Job: Repeat each entry in full, exactly.

-- BEGIN --

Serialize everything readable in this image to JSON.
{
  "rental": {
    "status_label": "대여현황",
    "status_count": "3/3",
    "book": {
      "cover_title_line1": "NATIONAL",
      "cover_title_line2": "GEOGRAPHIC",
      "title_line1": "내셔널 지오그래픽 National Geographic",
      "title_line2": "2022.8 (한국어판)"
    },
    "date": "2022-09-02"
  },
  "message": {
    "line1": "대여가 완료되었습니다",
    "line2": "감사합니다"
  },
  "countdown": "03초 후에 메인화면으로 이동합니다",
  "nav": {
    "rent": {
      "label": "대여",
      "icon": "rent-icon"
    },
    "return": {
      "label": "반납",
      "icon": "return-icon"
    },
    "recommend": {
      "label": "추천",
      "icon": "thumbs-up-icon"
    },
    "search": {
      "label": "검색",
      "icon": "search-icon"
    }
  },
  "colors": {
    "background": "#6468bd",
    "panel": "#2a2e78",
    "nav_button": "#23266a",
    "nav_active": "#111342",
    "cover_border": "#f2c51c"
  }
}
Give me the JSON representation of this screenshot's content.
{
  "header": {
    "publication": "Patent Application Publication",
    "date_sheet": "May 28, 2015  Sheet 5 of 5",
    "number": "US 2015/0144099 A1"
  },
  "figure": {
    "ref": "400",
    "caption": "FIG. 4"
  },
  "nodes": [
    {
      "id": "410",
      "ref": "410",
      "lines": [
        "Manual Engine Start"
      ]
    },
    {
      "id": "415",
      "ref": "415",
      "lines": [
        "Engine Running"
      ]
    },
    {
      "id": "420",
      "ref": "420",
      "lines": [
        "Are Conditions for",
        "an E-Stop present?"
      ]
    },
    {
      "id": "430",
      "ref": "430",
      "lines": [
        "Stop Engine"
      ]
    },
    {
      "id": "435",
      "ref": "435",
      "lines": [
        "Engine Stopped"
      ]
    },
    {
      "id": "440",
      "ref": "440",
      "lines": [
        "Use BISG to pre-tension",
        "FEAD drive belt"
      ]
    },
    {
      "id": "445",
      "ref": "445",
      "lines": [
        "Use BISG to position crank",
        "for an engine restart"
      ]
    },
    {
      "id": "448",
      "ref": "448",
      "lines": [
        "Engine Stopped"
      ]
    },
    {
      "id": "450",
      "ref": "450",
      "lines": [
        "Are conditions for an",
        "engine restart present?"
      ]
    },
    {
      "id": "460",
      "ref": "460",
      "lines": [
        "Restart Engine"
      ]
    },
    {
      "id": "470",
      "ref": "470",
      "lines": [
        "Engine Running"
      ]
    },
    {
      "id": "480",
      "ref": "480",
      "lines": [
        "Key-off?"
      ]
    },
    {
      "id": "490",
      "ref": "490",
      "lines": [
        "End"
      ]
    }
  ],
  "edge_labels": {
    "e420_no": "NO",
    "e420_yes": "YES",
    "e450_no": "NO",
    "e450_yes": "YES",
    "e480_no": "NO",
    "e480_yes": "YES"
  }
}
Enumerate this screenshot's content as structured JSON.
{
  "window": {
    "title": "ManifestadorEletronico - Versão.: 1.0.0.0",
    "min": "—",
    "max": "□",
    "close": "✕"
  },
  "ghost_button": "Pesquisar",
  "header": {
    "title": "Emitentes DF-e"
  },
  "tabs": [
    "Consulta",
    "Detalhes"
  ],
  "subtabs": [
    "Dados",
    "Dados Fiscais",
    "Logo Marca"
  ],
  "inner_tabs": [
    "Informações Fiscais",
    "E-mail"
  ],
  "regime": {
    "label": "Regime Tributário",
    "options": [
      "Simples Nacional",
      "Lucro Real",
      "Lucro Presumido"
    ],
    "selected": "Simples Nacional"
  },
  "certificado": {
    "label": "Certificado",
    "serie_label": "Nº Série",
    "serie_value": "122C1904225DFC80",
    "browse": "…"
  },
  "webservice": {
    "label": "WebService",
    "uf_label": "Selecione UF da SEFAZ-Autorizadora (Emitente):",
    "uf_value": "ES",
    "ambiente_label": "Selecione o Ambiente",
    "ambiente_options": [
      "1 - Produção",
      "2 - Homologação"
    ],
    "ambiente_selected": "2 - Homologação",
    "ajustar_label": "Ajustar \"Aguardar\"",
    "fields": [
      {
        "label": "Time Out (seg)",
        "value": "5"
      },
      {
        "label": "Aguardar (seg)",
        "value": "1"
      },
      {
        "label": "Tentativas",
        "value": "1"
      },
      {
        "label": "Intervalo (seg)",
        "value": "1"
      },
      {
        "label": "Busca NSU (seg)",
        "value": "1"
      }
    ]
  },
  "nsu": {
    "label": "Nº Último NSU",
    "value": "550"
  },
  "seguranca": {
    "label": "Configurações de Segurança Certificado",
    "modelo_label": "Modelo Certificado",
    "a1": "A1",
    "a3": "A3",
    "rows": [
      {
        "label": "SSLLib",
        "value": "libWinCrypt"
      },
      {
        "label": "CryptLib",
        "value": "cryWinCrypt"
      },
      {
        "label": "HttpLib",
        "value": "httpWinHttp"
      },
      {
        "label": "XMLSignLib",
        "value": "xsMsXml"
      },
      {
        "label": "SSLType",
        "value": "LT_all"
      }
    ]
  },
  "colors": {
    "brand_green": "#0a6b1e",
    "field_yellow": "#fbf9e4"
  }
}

-- END --

Finished answer:
Serialize everything readable in this image to JSON.
{
  "rental": {
    "status_label": "대여현황",
    "status_count": "3/3",
    "book": {
      "cover_title_line1": "NATIONAL",
      "cover_title_line2": "GEOGRAPHIC",
      "title_line1": "내셔널 지오그래픽 National Geographic",
      "title_line2": "2022.8 (한국어판)"
    },
    "date": "2022-09-02"
  },
  "message": {
    "line1": "대여가 완료되었습니다",
    "line2": "감사합니다"
  },
  "countdown": "03초 후에 메인화면으로 이동합니다",
  "nav": {
    "rent": {
      "label": "대여",
      "icon": "rent-icon"
    },
    "return": {
      "label": "반납",
      "icon": "return-icon"
    },
    "recommend": {
      "label": "추천",
      "icon": "thumbs-up-icon"
    },
    "search": {
      "label": "검색",
      "icon": "search-icon"
    }
  },
  "colors": {
    "background": "#6468bd",
    "panel": "#2a2e78",
    "nav_button": "#23266a",
    "nav_active": "#111342",
    "cover_border": "#f2c51c"
  }
}
Give me the JSON representation of this screenshot's content.
{
  "header": {
    "publication": "Patent Application Publication",
    "date_sheet": "May 28, 2015  Sheet 5 of 5",
    "number": "US 2015/0144099 A1"
  },
  "figure": {
    "ref": "400",
    "caption": "FIG. 4"
  },
  "nodes": [
    {
      "id": "410",
      "ref": "410",
      "lines": [
        "Manual Engine Start"
      ]
    },
    {
      "id": "415",
      "ref": "415",
      "lines": [
        "Engine Running"
      ]
    },
    {
      "id": "420",
      "ref": "420",
      "lines": [
        "Are Conditions for",
        "an E-Stop present?"
      ]
    },
    {
      "id": "430",
      "ref": "430",
      "lines": [
        "Stop Engine"
      ]
    },
    {
      "id": "435",
      "ref": "435",
      "lines": [
        "Engine Stopped"
      ]
    },
    {
      "id": "440",
      "ref": "440",
      "lines": [
        "Use BISG to pre-tension",
        "FEAD drive belt"
      ]
    },
    {
      "id": "445",
      "ref": "445",
      "lines": [
        "Use BISG to position crank",
        "for an engine restart"
      ]
    },
    {
      "id": "448",
      "ref": "448",
      "lines": [
        "Engine Stopped"
      ]
    },
    {
      "id": "450",
      "ref": "450",
      "lines": [
        "Are conditions for an",
        "engine restart present?"
      ]
    },
    {
      "id": "460",
      "ref": "460",
      "lines": [
        "Restart Engine"
      ]
    },
    {
      "id": "470",
      "ref": "470",
      "lines": [
        "Engine Running"
      ]
    },
    {
      "id": "480",
      "ref": "480",
      "lines": [
        "Key-off?"
      ]
    },
    {
      "id": "490",
      "ref": "490",
      "lines": [
        "End"
      ]
    }
  ],
  "edge_labels": {
    "e420_no": "NO",
    "e420_yes": "YES",
    "e450_no": "NO",
    "e450_yes": "YES",
    "e480_no": "NO",
    "e480_yes": "YES"
  }
}
Enumerate this screenshot's content as structured JSON.
{
  "window": {
    "title": "ManifestadorEletronico - Versão.: 1.0.0.0",
    "min": "—",
    "max": "□",
    "close": "✕"
  },
  "ghost_button": "Pesquisar",
  "header": {
    "title": "Emitentes DF-e"
  },
  "tabs": [
    "Consulta",
    "Detalhes"
  ],
  "subtabs": [
    "Dados",
    "Dados Fiscais",
    "Logo Marca"
  ],
  "inner_tabs": [
    "Informações Fiscais",
    "E-mail"
  ],
  "regime": {
    "label": "Regime Tributário",
    "options": [
      "Simples Nacional",
      "Lucro Real",
      "Lucro Presumido"
    ],
    "selected": "Simples Nacional"
  },
  "certificado": {
    "label": "Certificado",
    "serie_label": "Nº Série",
    "serie_value": "122C1904225DFC80",
    "browse": "…"
  },
  "webservice": {
    "label": "WebService",
    "uf_label": "Selecione UF da SEFAZ-Autorizadora (Emitente):",
    "uf_value": "ES",
    "ambiente_label": "Selecione o Ambiente",
    "ambiente_options": [
      "1 - Produção",
      "2 - Homologação"
    ],
    "ambiente_selected": "2 - Homologação",
    "ajustar_label": "Ajustar \"Aguardar\"",
    "fields": [
      {
        "label": "Time Out (seg)",
        "value": "5"
      },
      {
        "label": "Aguardar (seg)",
        "value": "1"
      },
      {
        "label": "Tentativas",
        "value": "1"
      },
      {
        "label": "Intervalo (seg)",
        "value": "1"
      },
      {
        "label": "Busca NSU (seg)",
        "value": "1"
      }
    ]
  },
  "nsu": {
    "label": "Nº Último NSU",
    "value": "550"
  },
  "seguranca": {
    "label": "Configurações de Segurança Certificado",
    "modelo_label": "Modelo Certificado",
    "a1": "A1",
    "a3": "A3",
    "rows": [
      {
        "label": "SSLLib",
        "value": "libWinCrypt"
      },
      {
        "label": "CryptLib",
        "value": "cryWinCrypt"
      },
      {
        "label": "HttpLib",
        "value": "httpWinHttp"
      },
      {
        "label": "XMLSignLib",
        "value": "xsMsXml"
      },
      {
        "label": "SSLType",
        "value": "LT_all"
      }
    ]
  },
  "colors": {
    "brand_green": "#0a6b1e",
    "field_yellow": "#fbf9e4"
  }
}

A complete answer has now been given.